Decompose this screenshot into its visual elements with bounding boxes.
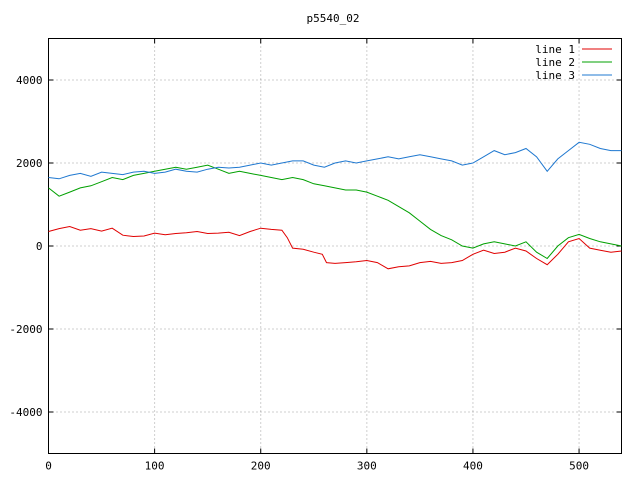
y-tick-label: 2000 [16, 157, 43, 170]
y-tick-label: -4000 [9, 406, 42, 419]
x-tick-label: 100 [145, 460, 165, 473]
series-line-3 [48, 141, 622, 180]
legend-label-2: line 2 [535, 56, 575, 69]
axis-ticks: 0 100 200 300 400 500 -4000 -2000 0 2000 4000 [9, 38, 622, 473]
grid [48, 38, 622, 454]
x-tick-label: 0 [45, 460, 52, 473]
series-line-1 [48, 225, 622, 270]
legend-label-3: line 3 [535, 69, 575, 82]
x-tick-label: 200 [251, 460, 271, 473]
x-tick-label: 400 [463, 460, 483, 473]
legend-label-1: line 1 [535, 43, 575, 56]
y-tick-label: -2000 [9, 323, 42, 336]
series-lines [48, 141, 622, 270]
y-tick-label: 0 [36, 240, 43, 253]
chart-title: p5540_02 [307, 12, 360, 25]
x-tick-label: 500 [569, 460, 589, 473]
series-line-2 [48, 164, 622, 260]
y-tick-label: 4000 [16, 74, 43, 87]
x-tick-label: 300 [357, 460, 377, 473]
plot-frame [48, 38, 622, 454]
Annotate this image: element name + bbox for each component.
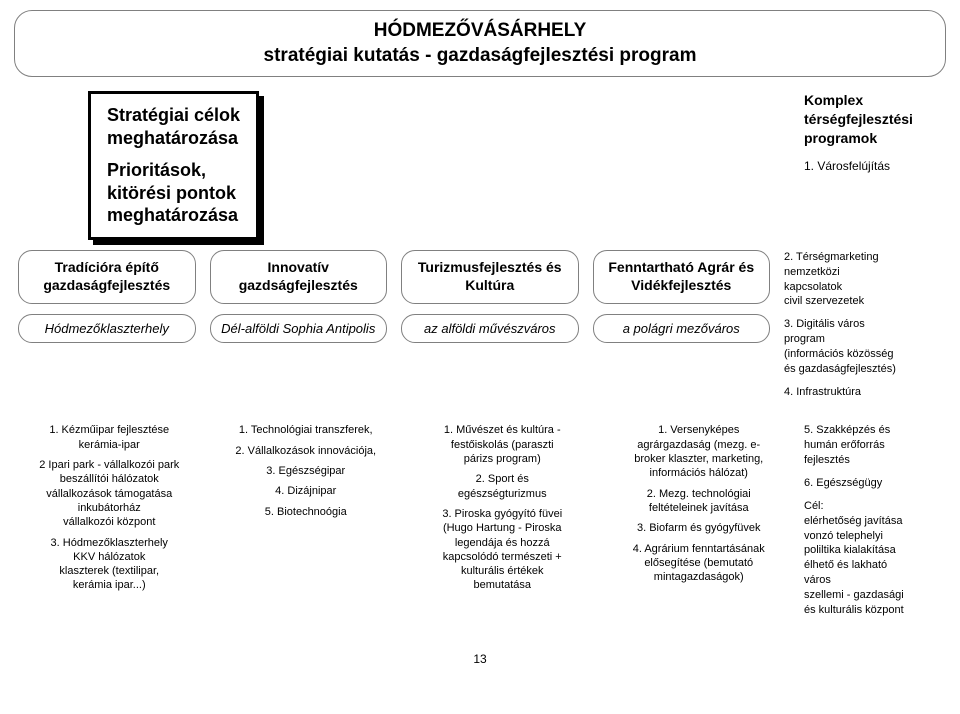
d1-l3: 3. Hódmezőklaszterhely KKV hálózatok kla…	[18, 536, 201, 593]
pillar-2-sub: Dél-alföldi Sophia Antipolis	[210, 314, 388, 344]
d2-l5: 5. Biotechnoógia	[215, 505, 398, 519]
pillar-1-sub: Hódmezőklaszterhely	[18, 314, 196, 344]
pillar-col-3: Turizmusfejlesztés és Kultúra az alföldi…	[401, 250, 579, 344]
d2-l1: 1. Technológiai transzferek,	[215, 423, 398, 437]
pillar-4-sub: a polágri mezőváros	[593, 314, 771, 344]
side-bottom-text: 5. Szakképzés és humán erőforrás fejlesz…	[804, 423, 942, 617]
side-mid-b3: 4. Infrastruktúra	[784, 385, 922, 400]
pillar-2: Innovatív gazdságfejlesztés	[210, 250, 388, 304]
goals-p1: Stratégiai célok meghatározása	[107, 104, 240, 149]
pillar-col-1: Tradícióra építő gazdaságfejlesztés Hódm…	[18, 250, 196, 344]
goals-box: Stratégiai célok meghatározása Prioritás…	[88, 91, 259, 240]
d2-l4: 4. Dizájnipar	[215, 484, 398, 498]
komplex-heading: Komplex térségfejlesztési programok	[804, 91, 942, 148]
pillar-4: Fenntartható Agrár és Vidékfejlesztés	[593, 250, 771, 304]
side-bot-b1: 5. Szakképzés és humán erőforrás fejlesz…	[804, 423, 942, 468]
page-number: 13	[14, 652, 946, 666]
d3-l2: 2. Sport és egészségturizmus	[411, 472, 594, 501]
pillar-1: Tradícióra építő gazdaságfejlesztés	[18, 250, 196, 304]
goals-p2: Prioritások, kitörési pontok meghatározá…	[107, 159, 240, 227]
pillar-col-2: Innovatív gazdságfejlesztés Dél-alföldi …	[210, 250, 388, 344]
row-details: 1. Kézműipar fejlesztése kerámia-ipar 2 …	[14, 423, 946, 625]
side-bot-b2: 6. Egészségügy	[804, 476, 942, 491]
title-line1: HÓDMEZŐVÁSÁRHELY	[374, 20, 587, 41]
d4-l2: 2. Mezg. technológiai feltételeinek javí…	[608, 487, 791, 516]
right-top-block: Komplex térségfejlesztési programok 1. V…	[804, 91, 942, 174]
right-item-1: 1. Városfelújítás	[804, 158, 942, 174]
d4-l3: 3. Biofarm és gyógyfüvek	[608, 521, 791, 535]
detail-col-2: 1. Technológiai transzferek, 2. Vállalko…	[215, 423, 398, 524]
detail-col-1: 1. Kézműipar fejlesztése kerámia-ipar 2 …	[18, 423, 201, 598]
d1-l2: 2 Ipari park - vállalkozói park beszállí…	[18, 458, 201, 529]
d3-l3: 3. Piroska gyógyító füvei (Hugo Hartung …	[411, 507, 594, 593]
side-mid-text: 2. Térségmarketing nemzetközi kapcsolato…	[784, 250, 922, 408]
pillar-3-sub: az alföldi művészváros	[401, 314, 579, 344]
detail-col-4: 1. Versenyképes agrárgazdaság (mezg. e- …	[608, 423, 791, 590]
d2-l2: 2. Vállalkozások innovációja,	[215, 444, 398, 458]
page-title: HÓDMEZŐVÁSÁRHELY stratégiai kutatás - ga…	[14, 10, 946, 77]
pillar-3: Turizmusfejlesztés és Kultúra	[401, 250, 579, 304]
title-line2: stratégiai kutatás - gazdaságfejlesztési…	[264, 45, 697, 66]
d2-l3: 3. Egészségipar	[215, 464, 398, 478]
side-bot-b3: Cél: elérhetőség javítása vonzó telephel…	[804, 499, 942, 618]
pillar-col-4: Fenntartható Agrár és Vidékfejlesztés a …	[593, 250, 771, 344]
d3-l1: 1. Művészet és kultúra - festőiskolás (p…	[411, 423, 594, 466]
side-mid-col: 2. Térségmarketing nemzetközi kapcsolato…	[784, 250, 942, 408]
detail-col-3: 1. Művészet és kultúra - festőiskolás (p…	[411, 423, 594, 598]
row-pillars: Tradícióra építő gazdaságfejlesztés Hódm…	[14, 250, 946, 408]
d4-l4: 4. Agrárium fenntartásának elősegítése (…	[608, 542, 791, 585]
side-mid-b1: 2. Térségmarketing nemzetközi kapcsolato…	[784, 250, 922, 309]
side-bottom-col: 5. Szakképzés és humán erőforrás fejlesz…	[804, 423, 942, 625]
d1-l1: 1. Kézműipar fejlesztése kerámia-ipar	[18, 423, 201, 452]
side-mid-b2: 3. Digitális város program (információs …	[784, 317, 922, 376]
d4-l1: 1. Versenyképes agrárgazdaság (mezg. e- …	[608, 423, 791, 480]
row-top: Stratégiai célok meghatározása Prioritás…	[14, 91, 946, 240]
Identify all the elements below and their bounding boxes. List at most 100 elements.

================

* GOAL OF THE EXERCISE:
Find every line in the rows above that contains the string "nemzetközi" and copy each one in full. Matching is case-sensitive.

* FINISHED TASK:
side-mid-text: 2. Térségmarketing nemzetközi kapcsolato…	[784, 250, 922, 408]
side-mid-col: 2. Térségmarketing nemzetközi kapcsolato…	[784, 250, 942, 408]
side-mid-b1: 2. Térségmarketing nemzetközi kapcsolato…	[784, 250, 922, 309]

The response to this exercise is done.